══ SUPPLIED ENTRIES

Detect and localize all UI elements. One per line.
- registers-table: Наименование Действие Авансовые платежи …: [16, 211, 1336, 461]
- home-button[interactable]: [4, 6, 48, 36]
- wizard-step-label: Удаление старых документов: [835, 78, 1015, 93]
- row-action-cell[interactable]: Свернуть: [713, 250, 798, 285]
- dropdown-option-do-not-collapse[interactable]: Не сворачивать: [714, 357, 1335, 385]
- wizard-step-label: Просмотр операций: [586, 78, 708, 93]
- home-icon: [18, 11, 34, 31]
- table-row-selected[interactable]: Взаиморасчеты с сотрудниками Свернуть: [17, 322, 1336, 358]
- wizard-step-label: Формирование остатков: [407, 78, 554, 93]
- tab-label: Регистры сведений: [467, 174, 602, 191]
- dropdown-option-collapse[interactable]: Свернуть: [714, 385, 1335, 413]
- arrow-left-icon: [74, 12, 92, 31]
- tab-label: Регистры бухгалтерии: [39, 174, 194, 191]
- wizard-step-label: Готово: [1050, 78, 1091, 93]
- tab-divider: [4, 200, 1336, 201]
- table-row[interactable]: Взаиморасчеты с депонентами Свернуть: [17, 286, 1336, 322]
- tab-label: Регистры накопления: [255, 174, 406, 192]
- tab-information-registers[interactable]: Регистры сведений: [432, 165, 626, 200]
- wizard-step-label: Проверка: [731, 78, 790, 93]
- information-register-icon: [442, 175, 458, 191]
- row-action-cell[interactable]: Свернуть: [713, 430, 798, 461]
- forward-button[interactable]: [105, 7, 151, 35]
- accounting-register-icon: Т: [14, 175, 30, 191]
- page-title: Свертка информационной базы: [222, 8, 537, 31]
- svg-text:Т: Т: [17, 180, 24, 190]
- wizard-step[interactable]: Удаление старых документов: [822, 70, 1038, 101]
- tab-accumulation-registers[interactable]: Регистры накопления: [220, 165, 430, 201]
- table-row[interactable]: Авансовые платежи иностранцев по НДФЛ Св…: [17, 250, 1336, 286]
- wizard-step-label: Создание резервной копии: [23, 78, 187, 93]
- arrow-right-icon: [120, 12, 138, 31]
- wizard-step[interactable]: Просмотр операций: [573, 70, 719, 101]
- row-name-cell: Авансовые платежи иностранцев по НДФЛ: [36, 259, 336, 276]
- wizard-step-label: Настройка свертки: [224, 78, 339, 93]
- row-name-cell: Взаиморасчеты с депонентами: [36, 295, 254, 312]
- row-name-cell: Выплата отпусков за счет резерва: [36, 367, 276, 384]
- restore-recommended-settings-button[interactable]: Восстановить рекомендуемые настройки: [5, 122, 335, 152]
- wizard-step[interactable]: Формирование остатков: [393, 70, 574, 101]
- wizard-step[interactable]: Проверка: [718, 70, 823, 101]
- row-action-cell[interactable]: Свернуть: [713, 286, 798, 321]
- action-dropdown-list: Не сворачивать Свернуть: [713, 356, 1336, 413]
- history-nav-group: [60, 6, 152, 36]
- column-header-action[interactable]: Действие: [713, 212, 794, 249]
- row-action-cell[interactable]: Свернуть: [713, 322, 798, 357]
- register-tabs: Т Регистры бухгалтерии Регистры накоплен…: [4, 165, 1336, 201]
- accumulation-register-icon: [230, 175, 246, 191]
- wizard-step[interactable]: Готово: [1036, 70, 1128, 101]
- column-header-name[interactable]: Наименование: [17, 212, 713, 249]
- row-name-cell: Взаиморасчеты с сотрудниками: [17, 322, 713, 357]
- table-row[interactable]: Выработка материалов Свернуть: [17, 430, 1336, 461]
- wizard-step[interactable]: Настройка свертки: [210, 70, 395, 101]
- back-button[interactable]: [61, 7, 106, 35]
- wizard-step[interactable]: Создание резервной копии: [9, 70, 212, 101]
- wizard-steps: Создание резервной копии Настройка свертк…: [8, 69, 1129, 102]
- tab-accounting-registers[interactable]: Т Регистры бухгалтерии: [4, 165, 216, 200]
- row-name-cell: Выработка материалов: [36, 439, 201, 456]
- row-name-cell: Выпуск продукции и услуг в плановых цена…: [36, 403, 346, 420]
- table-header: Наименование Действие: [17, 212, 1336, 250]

════

WORK TO DO:
Reproduce every line of the rows above verbatim.

RESPONSE:
Detect and localize all UI elements. One per line.
- registers-table: Наименование Действие Авансовые платежи …: [16, 211, 1336, 461]
- home-button[interactable]: [4, 6, 48, 36]
- wizard-step-label: Удаление старых документов: [835, 78, 1015, 93]
- row-action-cell[interactable]: Свернуть: [713, 250, 798, 285]
- dropdown-option-do-not-collapse[interactable]: Не сворачивать: [714, 357, 1335, 385]
- wizard-step-label: Просмотр операций: [586, 78, 708, 93]
- home-icon: [18, 11, 34, 31]
- table-row-selected[interactable]: Взаиморасчеты с сотрудниками Свернуть: [17, 322, 1336, 358]
- wizard-step-label: Формирование остатков: [407, 78, 554, 93]
- tab-label: Регистры сведений: [467, 174, 602, 191]
- dropdown-option-collapse[interactable]: Свернуть: [714, 385, 1335, 413]
- arrow-left-icon: [74, 12, 92, 31]
- tab-label: Регистры бухгалтерии: [39, 174, 194, 191]
- wizard-step-label: Готово: [1050, 78, 1091, 93]
- tab-divider: [4, 200, 1336, 201]
- table-row[interactable]: Взаиморасчеты с депонентами Свернуть: [17, 286, 1336, 322]
- tab-label: Регистры накопления: [255, 174, 406, 192]
- tab-information-registers[interactable]: Регистры сведений: [432, 165, 626, 200]
- wizard-step-label: Проверка: [731, 78, 790, 93]
- information-register-icon: [442, 175, 458, 191]
- row-action-cell[interactable]: Свернуть: [713, 430, 798, 461]
- forward-button[interactable]: [105, 7, 151, 35]
- accounting-register-icon: Т: [14, 175, 30, 191]
- page-title: Свертка информационной базы: [222, 8, 537, 31]
- svg-text:Т: Т: [17, 180, 24, 190]
- wizard-step[interactable]: Удаление старых документов: [822, 70, 1038, 101]
- tab-accumulation-registers[interactable]: Регистры накопления: [220, 165, 430, 201]
- table-row[interactable]: Авансовые платежи иностранцев по НДФЛ Св…: [17, 250, 1336, 286]
- wizard-step-label: Создание резервной копии: [23, 78, 187, 93]
- arrow-right-icon: [120, 12, 138, 31]
- wizard-step[interactable]: Просмотр операций: [573, 70, 719, 101]
- row-name-cell: Авансовые платежи иностранцев по НДФЛ: [36, 259, 336, 276]
- wizard-step-label: Настройка свертки: [224, 78, 339, 93]
- row-name-cell: Взаиморасчеты с депонентами: [36, 295, 254, 312]
- row-name-cell: Выплата отпусков за счет резерва: [36, 367, 276, 384]
- restore-recommended-settings-button[interactable]: Восстановить рекомендуемые настройки: [5, 122, 335, 152]
- wizard-step[interactable]: Формирование остатков: [393, 70, 574, 101]
- wizard-step[interactable]: Проверка: [718, 70, 823, 101]
- row-action-cell[interactable]: Свернуть: [713, 286, 798, 321]
- action-dropdown-list: Не сворачивать Свернуть: [713, 356, 1336, 413]
- history-nav-group: [60, 6, 152, 36]
- column-header-action[interactable]: Действие: [713, 212, 794, 249]
- row-action-cell[interactable]: Свернуть: [713, 322, 798, 357]
- register-tabs: Т Регистры бухгалтерии Регистры накоплен…: [4, 165, 1336, 201]
- accumulation-register-icon: [230, 175, 246, 191]
- wizard-step[interactable]: Готово: [1036, 70, 1128, 101]
- column-header-name[interactable]: Наименование: [17, 212, 713, 249]
- row-name-cell: Взаиморасчеты с сотрудниками: [17, 322, 713, 357]
- table-row[interactable]: Выработка материалов Свернуть: [17, 430, 1336, 461]
- wizard-step[interactable]: Настройка свертки: [210, 70, 395, 101]
- back-button[interactable]: [61, 7, 106, 35]
- wizard-step[interactable]: Создание резервной копии: [9, 70, 212, 101]
- wizard-steps: Создание резервной копии Настройка свертк…: [8, 69, 1129, 102]
- tab-accounting-registers[interactable]: Т Регистры бухгалтерии: [4, 165, 216, 200]
- row-name-cell: Выработка материалов: [36, 439, 201, 456]
- row-name-cell: Выпуск продукции и услуг в плановых цена…: [36, 403, 346, 420]
- table-header: Наименование Действие: [17, 212, 1336, 250]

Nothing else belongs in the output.